**Rows from a figure dataset:**
------------------------------------------------------------

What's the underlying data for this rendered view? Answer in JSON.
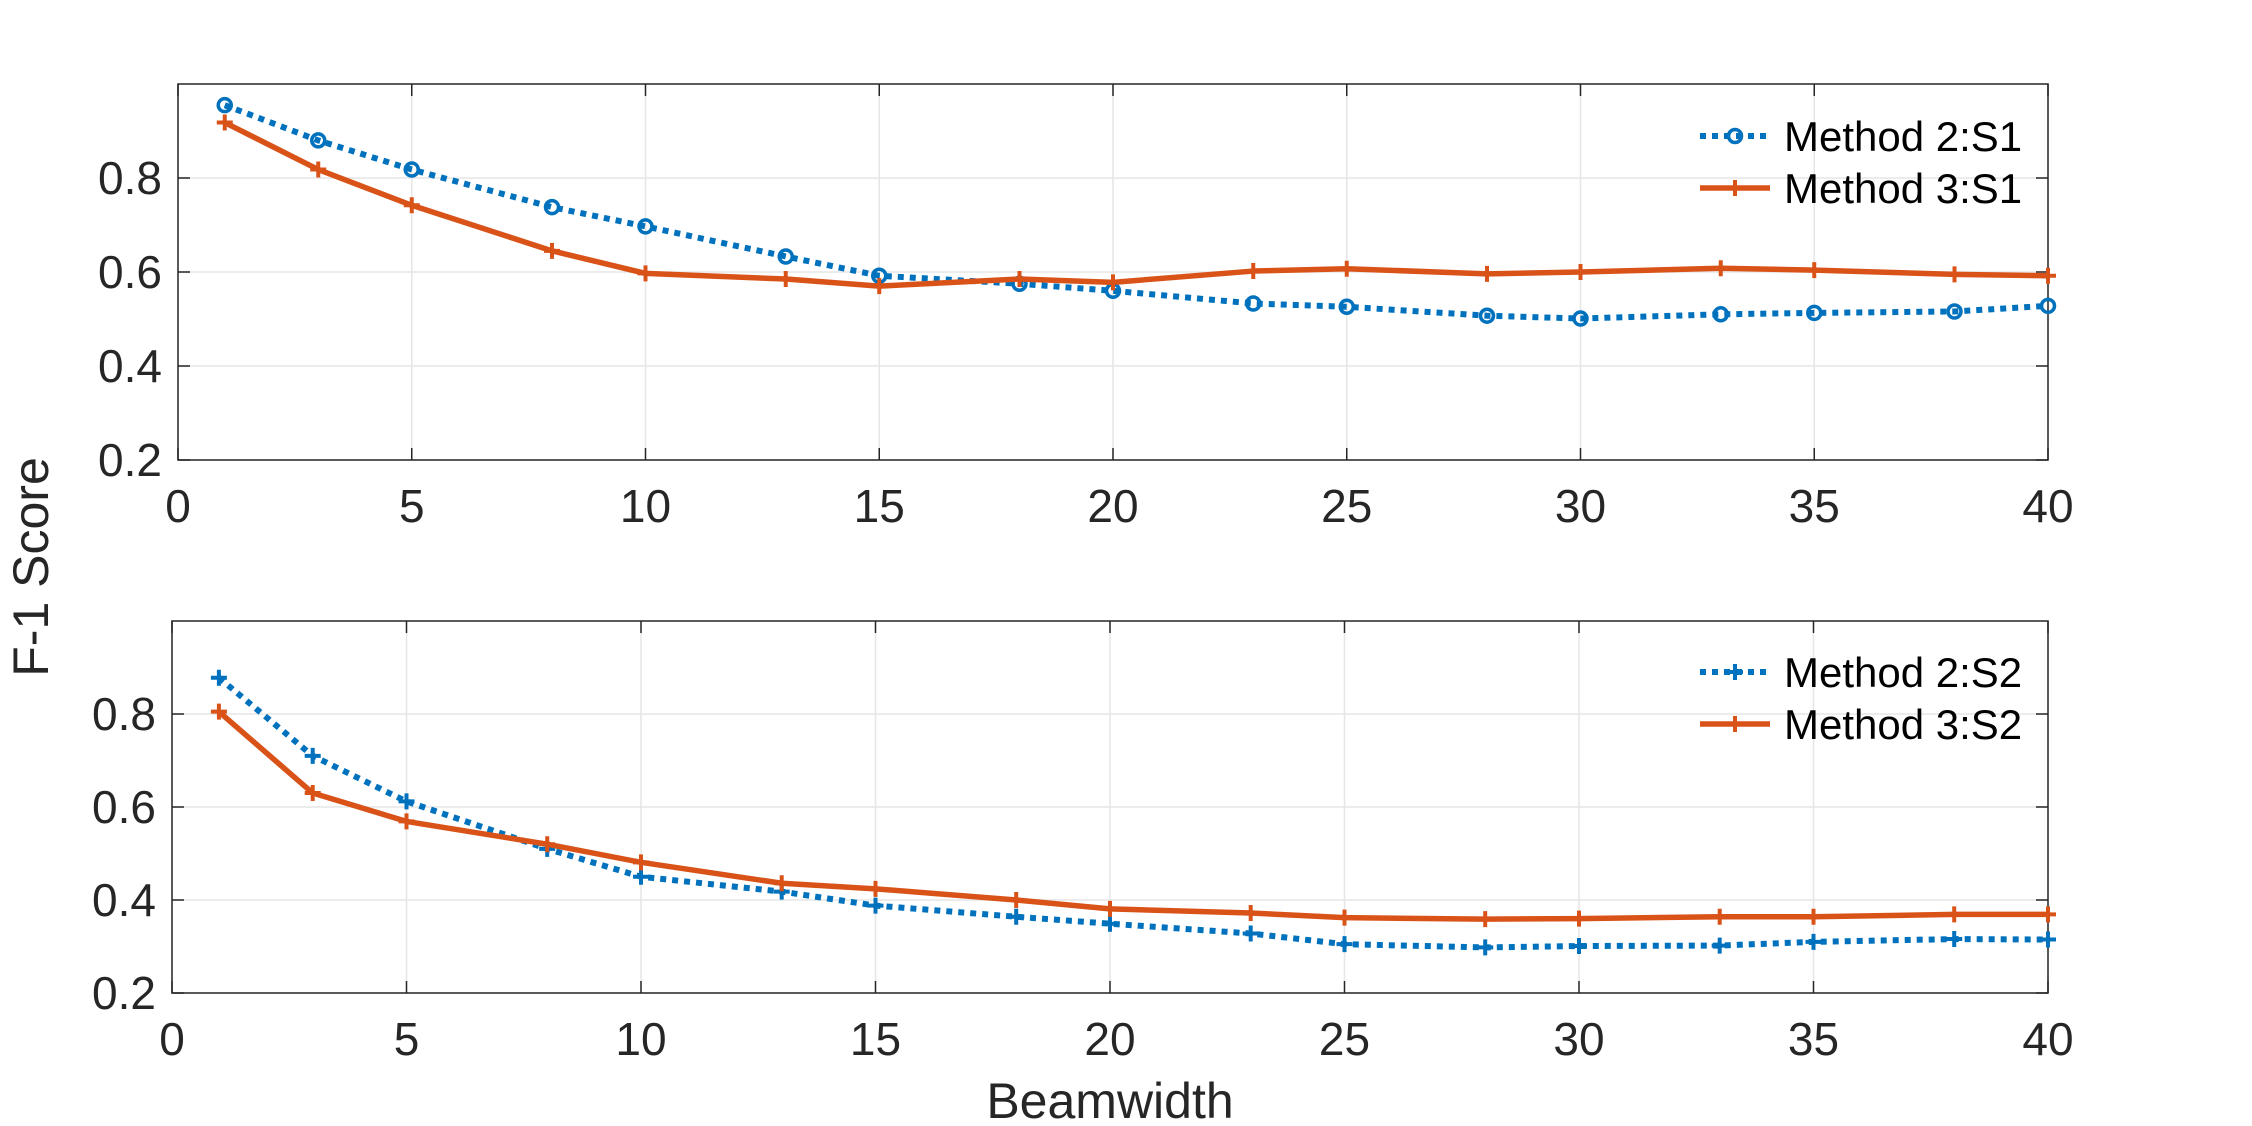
{
  "chart_data": [
    {
      "type": "line",
      "title": "",
      "xlabel": "",
      "ylabel": "F-1 Score",
      "xlim": [
        0,
        40
      ],
      "ylim": [
        0.2,
        1.0
      ],
      "xticks": [
        0,
        5,
        10,
        15,
        20,
        25,
        30,
        35,
        40
      ],
      "yticks": [
        0.2,
        0.4,
        0.6,
        0.8
      ],
      "xtick_labels": [
        "0",
        "5",
        "10",
        "15",
        "20",
        "25",
        "30",
        "35",
        "40"
      ],
      "ytick_labels": [
        "0.2",
        "0.4",
        "0.6",
        "0.8"
      ],
      "grid": true,
      "legend_position": "top-right",
      "x": [
        1,
        3,
        5,
        8,
        10,
        13,
        15,
        18,
        20,
        23,
        25,
        28,
        30,
        33,
        35,
        38,
        40
      ],
      "series": [
        {
          "name": "Method 2:S1",
          "color": "#0072BD",
          "line_style": "dotted",
          "marker": "circle",
          "values": [
            0.955,
            0.88,
            0.818,
            0.738,
            0.697,
            0.633,
            0.592,
            0.575,
            0.56,
            0.533,
            0.526,
            0.507,
            0.501,
            0.51,
            0.513,
            0.516,
            0.528
          ]
        },
        {
          "name": "Method 3:S1",
          "color": "#D95319",
          "line_style": "solid",
          "marker": "plus",
          "values": [
            0.918,
            0.818,
            0.742,
            0.645,
            0.597,
            0.585,
            0.57,
            0.585,
            0.578,
            0.602,
            0.607,
            0.596,
            0.6,
            0.608,
            0.604,
            0.595,
            0.592
          ]
        }
      ]
    },
    {
      "type": "line",
      "title": "",
      "xlabel": "Beamwidth",
      "ylabel": "F-1 Score",
      "xlim": [
        0,
        40
      ],
      "ylim": [
        0.2,
        1.0
      ],
      "xticks": [
        0,
        5,
        10,
        15,
        20,
        25,
        30,
        35,
        40
      ],
      "yticks": [
        0.2,
        0.4,
        0.6,
        0.8
      ],
      "xtick_labels": [
        "0",
        "5",
        "10",
        "15",
        "20",
        "25",
        "30",
        "35",
        "40"
      ],
      "ytick_labels": [
        "0.2",
        "0.4",
        "0.6",
        "0.8"
      ],
      "grid": true,
      "legend_position": "top-right",
      "x": [
        1,
        3,
        5,
        8,
        10,
        13,
        15,
        18,
        20,
        23,
        25,
        28,
        30,
        33,
        35,
        38,
        40
      ],
      "series": [
        {
          "name": "Method 2:S2",
          "color": "#0072BD",
          "line_style": "dotted",
          "marker": "plus",
          "values": [
            0.878,
            0.71,
            0.612,
            0.51,
            0.45,
            0.418,
            0.388,
            0.364,
            0.349,
            0.328,
            0.305,
            0.298,
            0.301,
            0.302,
            0.31,
            0.316,
            0.315
          ]
        },
        {
          "name": "Method 3:S2",
          "color": "#D95319",
          "line_style": "solid",
          "marker": "plus",
          "values": [
            0.805,
            0.63,
            0.569,
            0.52,
            0.481,
            0.436,
            0.424,
            0.4,
            0.381,
            0.372,
            0.362,
            0.359,
            0.36,
            0.364,
            0.364,
            0.369,
            0.369
          ]
        }
      ]
    }
  ],
  "figure": {
    "ylabel": "F-1 Score",
    "xlabel": "Beamwidth"
  }
}
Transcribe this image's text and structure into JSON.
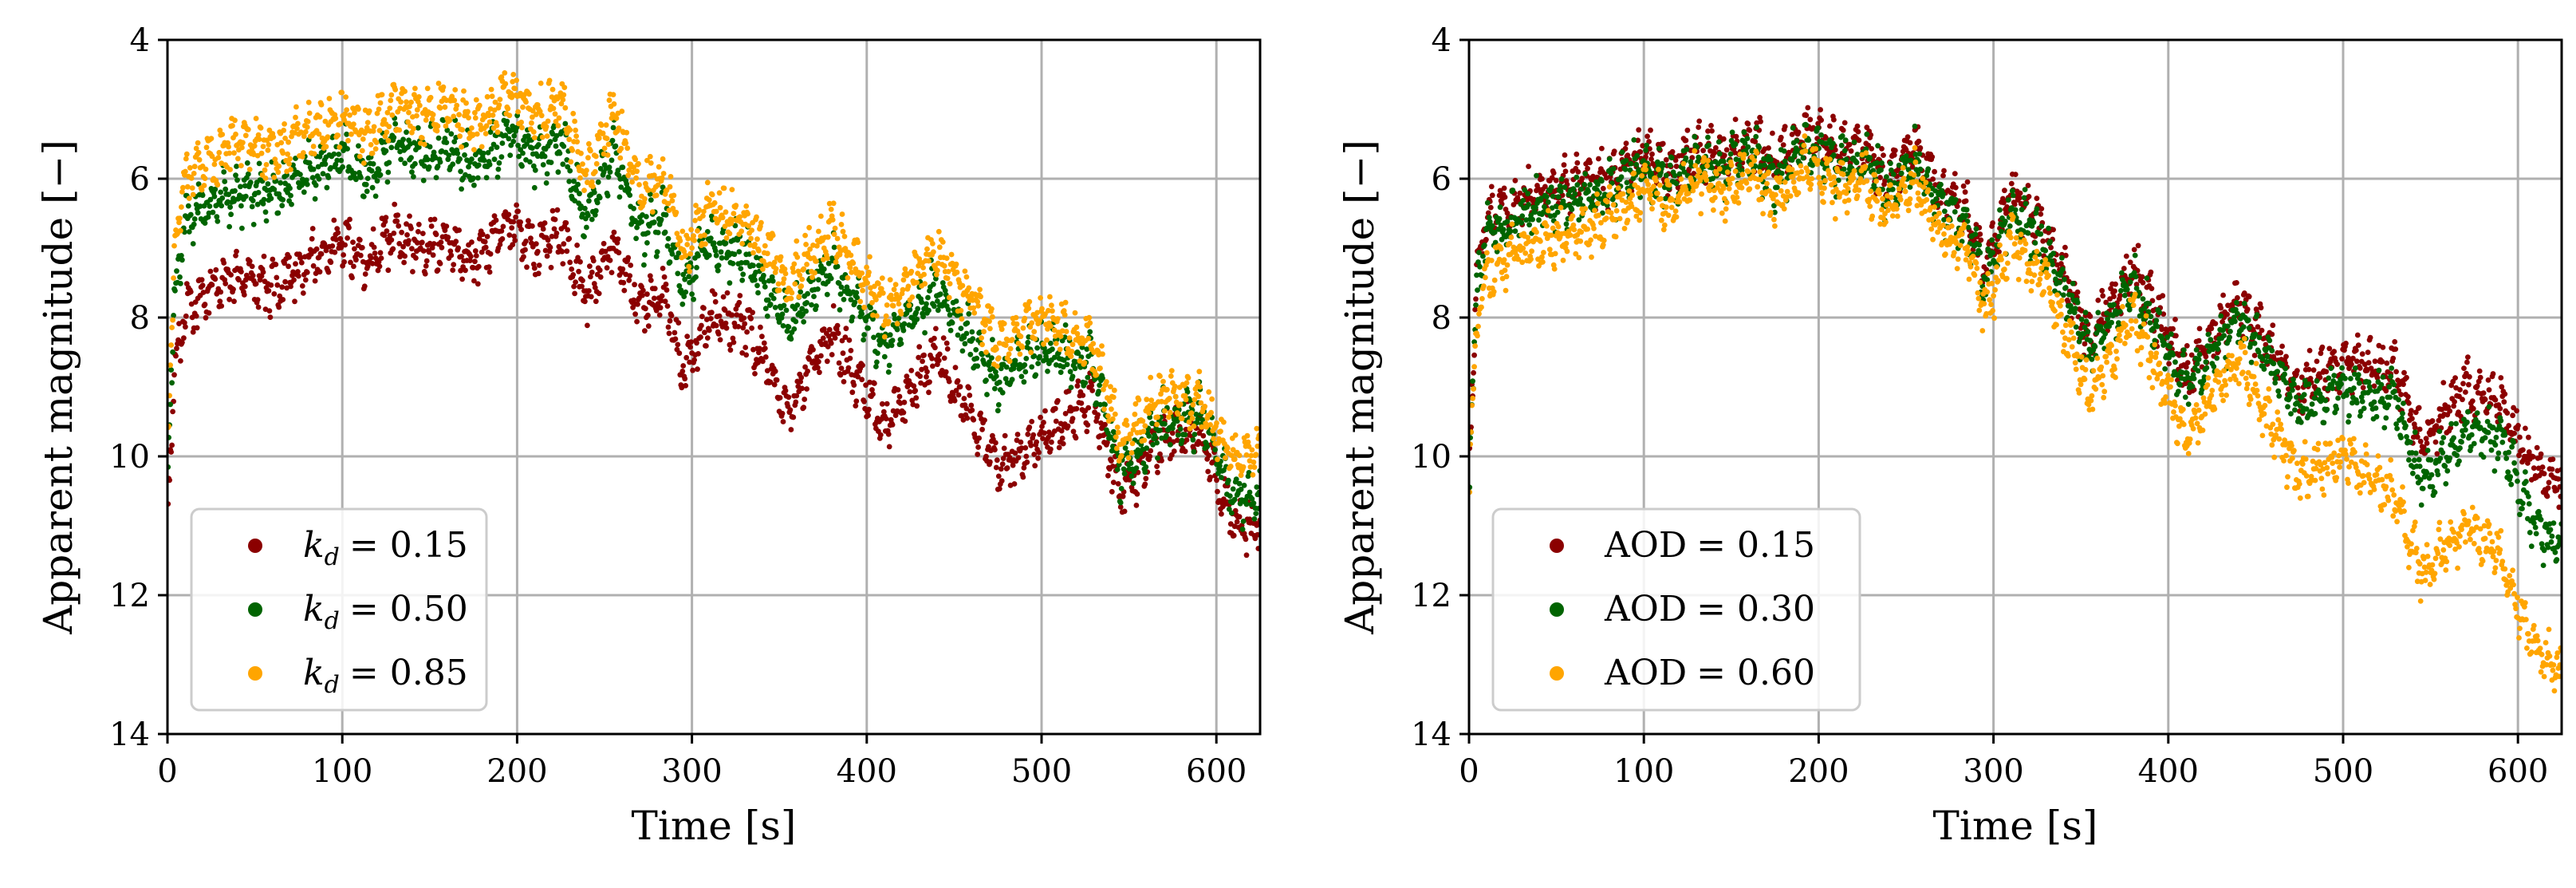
{
  "chart_data": [
    {
      "type": "scatter",
      "title": "",
      "xlabel": "Time [s]",
      "ylabel": "Apparent magnitude [−]",
      "xlim": [
        0,
        625
      ],
      "ylim": [
        14,
        4
      ],
      "y_inverted": true,
      "xticks": [
        "0",
        "100",
        "200",
        "300",
        "400",
        "500",
        "600"
      ],
      "yticks": [
        "4",
        "6",
        "8",
        "10",
        "12",
        "14"
      ],
      "grid": true,
      "legend_position": "lower-left",
      "series": [
        {
          "label_symbol": "k_d",
          "label_value": "= 0.15",
          "color": "#8b0000",
          "x": [
            0,
            5,
            10,
            20,
            40,
            60,
            80,
            100,
            115,
            130,
            145,
            160,
            175,
            195,
            210,
            225,
            240,
            255,
            270,
            285,
            295,
            310,
            330,
            355,
            380,
            410,
            440,
            475,
            500,
            530,
            545,
            570,
            590,
            610,
            625
          ],
          "y": [
            10.5,
            8.6,
            7.9,
            7.7,
            7.4,
            7.6,
            7.2,
            6.9,
            7.2,
            6.8,
            7.0,
            6.9,
            7.2,
            6.6,
            7.0,
            6.8,
            7.7,
            6.9,
            7.8,
            7.7,
            8.8,
            8.0,
            8.1,
            9.3,
            8.2,
            9.6,
            8.5,
            10.2,
            9.7,
            9.2,
            10.6,
            9.7,
            9.6,
            11.0,
            11.0
          ]
        },
        {
          "label_symbol": "k_d",
          "label_value": "= 0.50",
          "color": "#006400",
          "x": [
            0,
            5,
            10,
            20,
            40,
            60,
            80,
            100,
            115,
            130,
            145,
            160,
            175,
            195,
            210,
            225,
            240,
            255,
            270,
            285,
            295,
            310,
            330,
            355,
            380,
            410,
            440,
            475,
            500,
            530,
            545,
            570,
            590,
            610,
            625
          ],
          "y": [
            10.0,
            7.5,
            6.6,
            6.4,
            6.2,
            6.2,
            5.9,
            5.6,
            6.0,
            5.5,
            5.7,
            5.5,
            5.9,
            5.3,
            5.7,
            5.5,
            6.6,
            5.6,
            6.8,
            6.6,
            7.6,
            6.9,
            7.1,
            8.1,
            7.2,
            8.4,
            7.6,
            8.9,
            8.4,
            8.7,
            10.2,
            9.5,
            9.4,
            10.6,
            10.6
          ]
        },
        {
          "label_symbol": "k_d",
          "label_value": "= 0.85",
          "color": "#ffa500",
          "x": [
            0,
            5,
            10,
            20,
            40,
            60,
            80,
            100,
            115,
            130,
            145,
            160,
            175,
            195,
            210,
            225,
            240,
            255,
            270,
            285,
            295,
            310,
            330,
            355,
            380,
            410,
            440,
            475,
            500,
            530,
            545,
            570,
            590,
            610,
            625
          ],
          "y": [
            9.6,
            6.8,
            6.0,
            5.8,
            5.5,
            5.6,
            5.3,
            5.1,
            5.4,
            4.9,
            5.1,
            4.9,
            5.3,
            4.7,
            5.1,
            4.9,
            6.0,
            5.0,
            6.2,
            6.0,
            7.1,
            6.4,
            6.6,
            7.5,
            6.7,
            7.9,
            7.0,
            8.4,
            8.0,
            8.4,
            9.8,
            9.1,
            9.2,
            10.0,
            10.0
          ]
        }
      ]
    },
    {
      "type": "scatter",
      "title": "",
      "xlabel": "Time [s]",
      "ylabel": "Apparent magnitude [−]",
      "xlim": [
        0,
        625
      ],
      "ylim": [
        14,
        4
      ],
      "y_inverted": true,
      "xticks": [
        "0",
        "100",
        "200",
        "300",
        "400",
        "500",
        "600"
      ],
      "yticks": [
        "4",
        "6",
        "8",
        "10",
        "12",
        "14"
      ],
      "grid": true,
      "legend_position": "lower-left",
      "series": [
        {
          "label_symbol": "AOD",
          "label_value": "= 0.15",
          "color": "#8b0000",
          "x": [
            0,
            5,
            10,
            20,
            40,
            60,
            80,
            100,
            115,
            130,
            145,
            160,
            175,
            195,
            210,
            225,
            240,
            255,
            270,
            285,
            295,
            310,
            330,
            355,
            380,
            410,
            440,
            475,
            500,
            530,
            545,
            570,
            590,
            610,
            625
          ],
          "y": [
            10.0,
            7.2,
            6.6,
            6.5,
            6.2,
            6.1,
            6.0,
            5.6,
            5.9,
            5.6,
            5.7,
            5.4,
            5.8,
            5.3,
            5.6,
            5.5,
            6.0,
            5.5,
            6.2,
            6.5,
            7.3,
            6.2,
            6.8,
            8.3,
            7.3,
            8.8,
            7.8,
            9.0,
            8.6,
            8.8,
            9.8,
            9.0,
            9.2,
            10.2,
            10.4
          ]
        },
        {
          "label_symbol": "AOD",
          "label_value": "= 0.30",
          "color": "#006400",
          "x": [
            0,
            5,
            10,
            20,
            40,
            60,
            80,
            100,
            115,
            130,
            145,
            160,
            175,
            195,
            210,
            225,
            240,
            255,
            270,
            285,
            295,
            310,
            330,
            355,
            380,
            410,
            440,
            475,
            500,
            530,
            545,
            570,
            590,
            610,
            625
          ],
          "y": [
            10.1,
            7.4,
            6.8,
            6.7,
            6.4,
            6.3,
            6.2,
            5.8,
            6.1,
            5.8,
            5.9,
            5.6,
            6.0,
            5.5,
            5.8,
            5.7,
            6.2,
            5.7,
            6.4,
            6.7,
            7.5,
            6.4,
            7.0,
            8.5,
            7.5,
            9.0,
            8.0,
            9.3,
            9.0,
            9.2,
            10.4,
            9.6,
            9.8,
            11.0,
            11.3
          ]
        },
        {
          "label_symbol": "AOD",
          "label_value": "= 0.60",
          "color": "#ffa500",
          "x": [
            0,
            5,
            10,
            20,
            40,
            60,
            80,
            100,
            115,
            130,
            145,
            160,
            175,
            195,
            210,
            225,
            240,
            255,
            270,
            285,
            295,
            310,
            330,
            355,
            380,
            410,
            440,
            475,
            500,
            530,
            545,
            570,
            590,
            610,
            625
          ],
          "y": [
            10.3,
            8.0,
            7.4,
            7.2,
            6.9,
            6.8,
            6.6,
            6.1,
            6.4,
            6.0,
            6.2,
            5.9,
            6.3,
            5.8,
            6.1,
            6.0,
            6.5,
            6.0,
            6.8,
            7.0,
            7.9,
            6.9,
            7.5,
            9.1,
            8.0,
            9.7,
            8.6,
            10.3,
            10.0,
            10.6,
            11.7,
            11.0,
            11.4,
            12.8,
            13.1
          ]
        }
      ]
    }
  ]
}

------------------------------------------------------------

**INSTRUCTIONS TO FOLLOW:** Count every line above that holds the string "name" and give the total, nothing more.

**RESULT:** 4